- **Text segment**
[Start of section]

This patient craftsmanship, this keen-eyed, precise attention to detail, coupled with the sturdy renewability of the brand’s signature Goodyear-welted sole, results in a product that should last a lifetime—maybe more. (My guide told me of a family that has passed down a pair of century-old Church’s shoes—hewn from hardy elephant hide, no less— through four generations of first born sons, each returning the still-wearable shoes to the factory for resoling and resizing.) Indeed, Church’s is renowned for its excellent reconditioning service, where shoes are returned to the original last, resoled and lovingly restored to immaculate condition. These outstanding shoes aren’t, it should be noted, exclusively available to males—Church’s also offers a rather fabulous women’s collection. (No high heels in the line, mind you, but there are some very spiffy, colourful brogues, handsome knee-high boots and rather lovely loafers there.)
So, when next your spouse returns home in possession of an impossibly beautiful yet very probably imperfect pair of scanty, strappy, extortionate stilettos, you might advise her to visit the local Church’s concession on a subsequent shoe binge. There, she’ll discover chic, beautifully crafted, long- lasting, timelessly elegant footwear, the antithesis of the farcical chaussure confections Carrie Bradshaw covets. And perhaps, just perhaps, she’ll come to the realisation that what she once thought was fine shoemaking was really (as the Brits would put it) just ‘a load of old cobblers’.

[End of section]

- **Data for analysis**
[Start of section]

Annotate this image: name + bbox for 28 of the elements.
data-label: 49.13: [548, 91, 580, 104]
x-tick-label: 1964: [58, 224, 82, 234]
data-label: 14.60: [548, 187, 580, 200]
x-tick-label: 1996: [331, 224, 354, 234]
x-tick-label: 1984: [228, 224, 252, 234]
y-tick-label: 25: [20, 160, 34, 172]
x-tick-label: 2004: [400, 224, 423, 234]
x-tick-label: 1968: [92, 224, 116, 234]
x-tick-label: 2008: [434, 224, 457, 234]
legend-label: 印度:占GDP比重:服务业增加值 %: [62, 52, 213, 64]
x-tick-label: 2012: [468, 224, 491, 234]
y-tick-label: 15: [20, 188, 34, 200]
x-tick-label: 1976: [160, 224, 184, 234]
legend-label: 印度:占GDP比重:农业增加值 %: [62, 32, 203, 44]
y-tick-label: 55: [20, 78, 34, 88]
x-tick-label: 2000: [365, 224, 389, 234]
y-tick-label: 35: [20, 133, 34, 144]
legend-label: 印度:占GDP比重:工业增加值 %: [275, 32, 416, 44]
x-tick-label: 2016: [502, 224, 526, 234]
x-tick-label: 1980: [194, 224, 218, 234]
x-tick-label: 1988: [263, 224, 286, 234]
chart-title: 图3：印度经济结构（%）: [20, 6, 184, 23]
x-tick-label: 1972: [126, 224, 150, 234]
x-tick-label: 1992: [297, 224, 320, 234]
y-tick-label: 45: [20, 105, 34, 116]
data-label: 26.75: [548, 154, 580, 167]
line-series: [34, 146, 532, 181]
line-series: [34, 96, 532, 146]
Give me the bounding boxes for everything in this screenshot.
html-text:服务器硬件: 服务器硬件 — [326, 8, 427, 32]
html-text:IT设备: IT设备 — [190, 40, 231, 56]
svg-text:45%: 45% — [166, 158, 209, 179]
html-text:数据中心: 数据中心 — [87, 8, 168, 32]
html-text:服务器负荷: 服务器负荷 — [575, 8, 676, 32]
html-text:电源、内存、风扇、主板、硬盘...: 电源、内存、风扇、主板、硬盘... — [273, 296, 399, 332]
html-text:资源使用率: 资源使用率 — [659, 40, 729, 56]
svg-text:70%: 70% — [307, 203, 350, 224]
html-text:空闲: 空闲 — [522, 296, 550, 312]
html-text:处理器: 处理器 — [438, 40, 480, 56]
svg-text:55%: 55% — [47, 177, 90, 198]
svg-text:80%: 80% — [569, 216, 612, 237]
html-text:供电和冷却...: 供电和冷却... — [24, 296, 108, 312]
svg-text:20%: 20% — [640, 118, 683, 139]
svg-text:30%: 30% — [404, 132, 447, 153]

[End of section]

- **Exercise instructions**
A. Copy the portion of the passage about Church's shoes between "So, when next" and "of old cobblers’.", inclusive.
B. According to the passage about Church's shoes, what material were the century-old shoes handed down through four generations made from?
C. Summarize the passage about Church's shoes in two sentences.
Rely solely on the passage about Church's shoes.

- **Results for each task**
A.
So, when next your spouse returns home in possession of an impossibly beautiful yet very probably imperfect pair of scanty, strappy, extortionate stilettos, you might advise her to visit the local Church’s concession on a subsequent shoe binge. There, she’ll discover chic, beautifully crafted, long- lasting, timelessly elegant footwear, the antithesis of the farcical chaussure confections Carrie Bradshaw covets. And perhaps, just perhaps, she’ll come to the realisation that what she once thought was fine shoemaking was really (as the Brits would put it) just ‘a load of old cobblers’.

B. Elephant hide.

C. Church's shoes are crafted with patient, precise attention to detail and a renewable Goodyear-welted sole, so they can last a lifetime, and the brand is renowned for a reconditioning service that resoles and restores them. The brand also offers a women's collection of chic, long-lasting footwear that the writer recommends over extravagant, imperfect stilettos.